**Records from a data collection**:
%%
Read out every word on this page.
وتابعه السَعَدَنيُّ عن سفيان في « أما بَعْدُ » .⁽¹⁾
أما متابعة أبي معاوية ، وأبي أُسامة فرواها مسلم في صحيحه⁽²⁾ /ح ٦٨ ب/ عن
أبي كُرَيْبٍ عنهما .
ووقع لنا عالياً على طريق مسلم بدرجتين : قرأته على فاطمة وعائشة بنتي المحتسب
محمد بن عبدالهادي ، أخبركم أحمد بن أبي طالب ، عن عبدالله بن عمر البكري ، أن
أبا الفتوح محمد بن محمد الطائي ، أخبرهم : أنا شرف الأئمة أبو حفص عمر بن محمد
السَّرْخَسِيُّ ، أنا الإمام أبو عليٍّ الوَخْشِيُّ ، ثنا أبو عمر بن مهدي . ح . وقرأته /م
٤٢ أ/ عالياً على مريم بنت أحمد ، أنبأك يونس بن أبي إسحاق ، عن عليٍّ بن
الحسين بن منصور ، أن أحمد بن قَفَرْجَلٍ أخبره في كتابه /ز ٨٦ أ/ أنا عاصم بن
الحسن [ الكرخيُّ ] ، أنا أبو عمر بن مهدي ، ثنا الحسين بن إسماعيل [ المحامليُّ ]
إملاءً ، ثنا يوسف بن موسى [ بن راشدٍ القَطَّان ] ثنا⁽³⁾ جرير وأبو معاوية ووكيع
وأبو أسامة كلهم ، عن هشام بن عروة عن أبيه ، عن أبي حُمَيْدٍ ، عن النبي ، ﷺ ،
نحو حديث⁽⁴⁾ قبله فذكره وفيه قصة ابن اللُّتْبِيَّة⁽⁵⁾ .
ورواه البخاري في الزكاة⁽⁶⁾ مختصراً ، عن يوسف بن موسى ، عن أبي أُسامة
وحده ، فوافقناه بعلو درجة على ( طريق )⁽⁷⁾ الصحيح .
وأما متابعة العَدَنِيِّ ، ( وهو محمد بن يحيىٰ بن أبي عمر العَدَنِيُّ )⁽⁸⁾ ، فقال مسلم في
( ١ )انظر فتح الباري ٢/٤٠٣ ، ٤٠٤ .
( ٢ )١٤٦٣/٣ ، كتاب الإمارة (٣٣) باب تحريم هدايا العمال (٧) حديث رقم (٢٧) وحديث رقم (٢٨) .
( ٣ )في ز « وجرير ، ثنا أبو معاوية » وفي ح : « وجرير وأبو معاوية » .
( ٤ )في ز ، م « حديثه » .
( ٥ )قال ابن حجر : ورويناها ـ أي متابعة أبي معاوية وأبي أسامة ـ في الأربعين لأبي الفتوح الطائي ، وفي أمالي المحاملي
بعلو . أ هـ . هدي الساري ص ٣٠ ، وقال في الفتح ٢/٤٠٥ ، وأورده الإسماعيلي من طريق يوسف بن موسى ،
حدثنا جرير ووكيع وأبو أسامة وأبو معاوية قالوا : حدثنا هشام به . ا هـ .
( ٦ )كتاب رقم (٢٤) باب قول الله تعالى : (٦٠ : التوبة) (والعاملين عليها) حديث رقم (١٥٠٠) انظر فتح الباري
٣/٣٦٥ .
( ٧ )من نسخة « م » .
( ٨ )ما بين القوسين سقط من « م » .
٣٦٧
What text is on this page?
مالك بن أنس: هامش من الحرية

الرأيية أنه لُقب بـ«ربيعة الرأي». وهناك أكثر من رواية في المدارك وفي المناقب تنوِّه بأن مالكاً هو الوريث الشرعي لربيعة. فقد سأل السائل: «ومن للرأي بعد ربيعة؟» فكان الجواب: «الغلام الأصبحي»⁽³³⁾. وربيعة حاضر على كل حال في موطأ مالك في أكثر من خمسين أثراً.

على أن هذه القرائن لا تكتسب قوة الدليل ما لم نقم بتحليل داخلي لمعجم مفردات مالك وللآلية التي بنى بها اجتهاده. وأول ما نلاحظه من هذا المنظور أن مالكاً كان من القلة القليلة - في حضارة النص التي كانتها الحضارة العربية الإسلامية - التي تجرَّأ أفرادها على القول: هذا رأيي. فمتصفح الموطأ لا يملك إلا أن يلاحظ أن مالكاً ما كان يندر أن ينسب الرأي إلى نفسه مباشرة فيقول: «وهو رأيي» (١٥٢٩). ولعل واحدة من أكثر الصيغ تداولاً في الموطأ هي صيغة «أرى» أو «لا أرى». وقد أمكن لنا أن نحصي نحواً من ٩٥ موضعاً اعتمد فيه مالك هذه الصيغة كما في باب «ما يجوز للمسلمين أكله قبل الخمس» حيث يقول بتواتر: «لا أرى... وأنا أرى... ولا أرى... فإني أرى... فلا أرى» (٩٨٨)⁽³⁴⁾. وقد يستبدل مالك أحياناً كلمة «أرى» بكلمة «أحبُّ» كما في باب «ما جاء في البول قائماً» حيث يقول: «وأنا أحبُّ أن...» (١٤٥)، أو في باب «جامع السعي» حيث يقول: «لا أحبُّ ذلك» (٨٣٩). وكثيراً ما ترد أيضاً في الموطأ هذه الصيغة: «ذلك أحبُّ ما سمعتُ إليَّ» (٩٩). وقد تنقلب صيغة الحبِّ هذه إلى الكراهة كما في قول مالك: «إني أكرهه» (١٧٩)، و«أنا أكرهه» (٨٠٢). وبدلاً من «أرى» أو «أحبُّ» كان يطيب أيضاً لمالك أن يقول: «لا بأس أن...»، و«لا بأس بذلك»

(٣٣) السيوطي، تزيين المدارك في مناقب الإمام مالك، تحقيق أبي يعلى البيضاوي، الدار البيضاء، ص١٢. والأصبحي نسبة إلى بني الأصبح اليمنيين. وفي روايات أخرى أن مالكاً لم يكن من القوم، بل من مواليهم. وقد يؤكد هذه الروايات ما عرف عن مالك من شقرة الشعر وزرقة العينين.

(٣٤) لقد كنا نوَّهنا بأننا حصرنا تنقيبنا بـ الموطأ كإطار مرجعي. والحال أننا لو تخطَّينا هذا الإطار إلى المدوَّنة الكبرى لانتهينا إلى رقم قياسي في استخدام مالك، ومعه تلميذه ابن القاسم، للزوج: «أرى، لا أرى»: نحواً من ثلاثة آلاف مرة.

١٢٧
%%
**WHAT YOU SHOULD DO**:
Extract the listing in its entirety and repeat it exactly.

**SOLUTION TO THE PROBLEM**:
Read out every word on this page.
وتابعه السَعَدَنيُّ عن سفيان في « أما بَعْدُ » .⁽¹⁾
أما متابعة أبي معاوية ، وأبي أُسامة فرواها مسلم في صحيحه⁽²⁾ /ح ٦٨ ب/ عن
أبي كُرَيْبٍ عنهما .
ووقع لنا عالياً على طريق مسلم بدرجتين : قرأته على فاطمة وعائشة بنتي المحتسب
محمد بن عبدالهادي ، أخبركم أحمد بن أبي طالب ، عن عبدالله بن عمر البكري ، أن
أبا الفتوح محمد بن محمد الطائي ، أخبرهم : أنا شرف الأئمة أبو حفص عمر بن محمد
السَّرْخَسِيُّ ، أنا الإمام أبو عليٍّ الوَخْشِيُّ ، ثنا أبو عمر بن مهدي . ح . وقرأته /م
٤٢ أ/ عالياً على مريم بنت أحمد ، أنبأك يونس بن أبي إسحاق ، عن عليٍّ بن
الحسين بن منصور ، أن أحمد بن قَفَرْجَلٍ أخبره في كتابه /ز ٨٦ أ/ أنا عاصم بن
الحسن [ الكرخيُّ ] ، أنا أبو عمر بن مهدي ، ثنا الحسين بن إسماعيل [ المحامليُّ ]
إملاءً ، ثنا يوسف بن موسى [ بن راشدٍ القَطَّان ] ثنا⁽³⁾ جرير وأبو معاوية ووكيع
وأبو أسامة كلهم ، عن هشام بن عروة عن أبيه ، عن أبي حُمَيْدٍ ، عن النبي ، ﷺ ،
نحو حديث⁽⁴⁾ قبله فذكره وفيه قصة ابن اللُّتْبِيَّة⁽⁵⁾ .
ورواه البخاري في الزكاة⁽⁶⁾ مختصراً ، عن يوسف بن موسى ، عن أبي أُسامة
وحده ، فوافقناه بعلو درجة على ( طريق )⁽⁷⁾ الصحيح .
وأما متابعة العَدَنِيِّ ، ( وهو محمد بن يحيىٰ بن أبي عمر العَدَنِيُّ )⁽⁸⁾ ، فقال مسلم في
( ١ )انظر فتح الباري ٢/٤٠٣ ، ٤٠٤ .
( ٢ )١٤٦٣/٣ ، كتاب الإمارة (٣٣) باب تحريم هدايا العمال (٧) حديث رقم (٢٧) وحديث رقم (٢٨) .
( ٣ )في ز « وجرير ، ثنا أبو معاوية » وفي ح : « وجرير وأبو معاوية » .
( ٤ )في ز ، م « حديثه » .
( ٥ )قال ابن حجر : ورويناها ـ أي متابعة أبي معاوية وأبي أسامة ـ في الأربعين لأبي الفتوح الطائي ، وفي أمالي المحاملي
بعلو . أ هـ . هدي الساري ص ٣٠ ، وقال في الفتح ٢/٤٠٥ ، وأورده الإسماعيلي من طريق يوسف بن موسى ،
حدثنا جرير ووكيع وأبو أسامة وأبو معاوية قالوا : حدثنا هشام به . ا هـ .
( ٦ )كتاب رقم (٢٤) باب قول الله تعالى : (٦٠ : التوبة) (والعاملين عليها) حديث رقم (١٥٠٠) انظر فتح الباري
٣/٣٦٥ .
( ٧ )من نسخة « م » .
( ٨ )ما بين القوسين سقط من « م » .
٣٦٧
What text is on this page?
مالك بن أنس: هامش من الحرية

الرأيية أنه لُقب بـ«ربيعة الرأي». وهناك أكثر من رواية في المدارك وفي المناقب تنوِّه بأن مالكاً هو الوريث الشرعي لربيعة. فقد سأل السائل: «ومن للرأي بعد ربيعة؟» فكان الجواب: «الغلام الأصبحي»⁽³³⁾. وربيعة حاضر على كل حال في موطأ مالك في أكثر من خمسين أثراً.

على أن هذه القرائن لا تكتسب قوة الدليل ما لم نقم بتحليل داخلي لمعجم مفردات مالك وللآلية التي بنى بها اجتهاده. وأول ما نلاحظه من هذا المنظور أن مالكاً كان من القلة القليلة - في حضارة النص التي كانتها الحضارة العربية الإسلامية - التي تجرَّأ أفرادها على القول: هذا رأيي. فمتصفح الموطأ لا يملك إلا أن يلاحظ أن مالكاً ما كان يندر أن ينسب الرأي إلى نفسه مباشرة فيقول: «وهو رأيي» (١٥٢٩). ولعل واحدة من أكثر الصيغ تداولاً في الموطأ هي صيغة «أرى» أو «لا أرى». وقد أمكن لنا أن نحصي نحواً من ٩٥ موضعاً اعتمد فيه مالك هذه الصيغة كما في باب «ما يجوز للمسلمين أكله قبل الخمس» حيث يقول بتواتر: «لا أرى... وأنا أرى... ولا أرى... فإني أرى... فلا أرى» (٩٨٨)⁽³⁴⁾. وقد يستبدل مالك أحياناً كلمة «أرى» بكلمة «أحبُّ» كما في باب «ما جاء في البول قائماً» حيث يقول: «وأنا أحبُّ أن...» (١٤٥)، أو في باب «جامع السعي» حيث يقول: «لا أحبُّ ذلك» (٨٣٩). وكثيراً ما ترد أيضاً في الموطأ هذه الصيغة: «ذلك أحبُّ ما سمعتُ إليَّ» (٩٩). وقد تنقلب صيغة الحبِّ هذه إلى الكراهة كما في قول مالك: «إني أكرهه» (١٧٩)، و«أنا أكرهه» (٨٠٢). وبدلاً من «أرى» أو «أحبُّ» كان يطيب أيضاً لمالك أن يقول: «لا بأس أن...»، و«لا بأس بذلك»

(٣٣) السيوطي، تزيين المدارك في مناقب الإمام مالك، تحقيق أبي يعلى البيضاوي، الدار البيضاء، ص١٢. والأصبحي نسبة إلى بني الأصبح اليمنيين. وفي روايات أخرى أن مالكاً لم يكن من القوم، بل من مواليهم. وقد يؤكد هذه الروايات ما عرف عن مالك من شقرة الشعر وزرقة العينين.

(٣٤) لقد كنا نوَّهنا بأننا حصرنا تنقيبنا بـ الموطأ كإطار مرجعي. والحال أننا لو تخطَّينا هذا الإطار إلى المدوَّنة الكبرى لانتهينا إلى رقم قياسي في استخدام مالك، ومعه تلميذه ابن القاسم، للزوج: «أرى، لا أرى»: نحواً من ثلاثة آلاف مرة.

١٢٧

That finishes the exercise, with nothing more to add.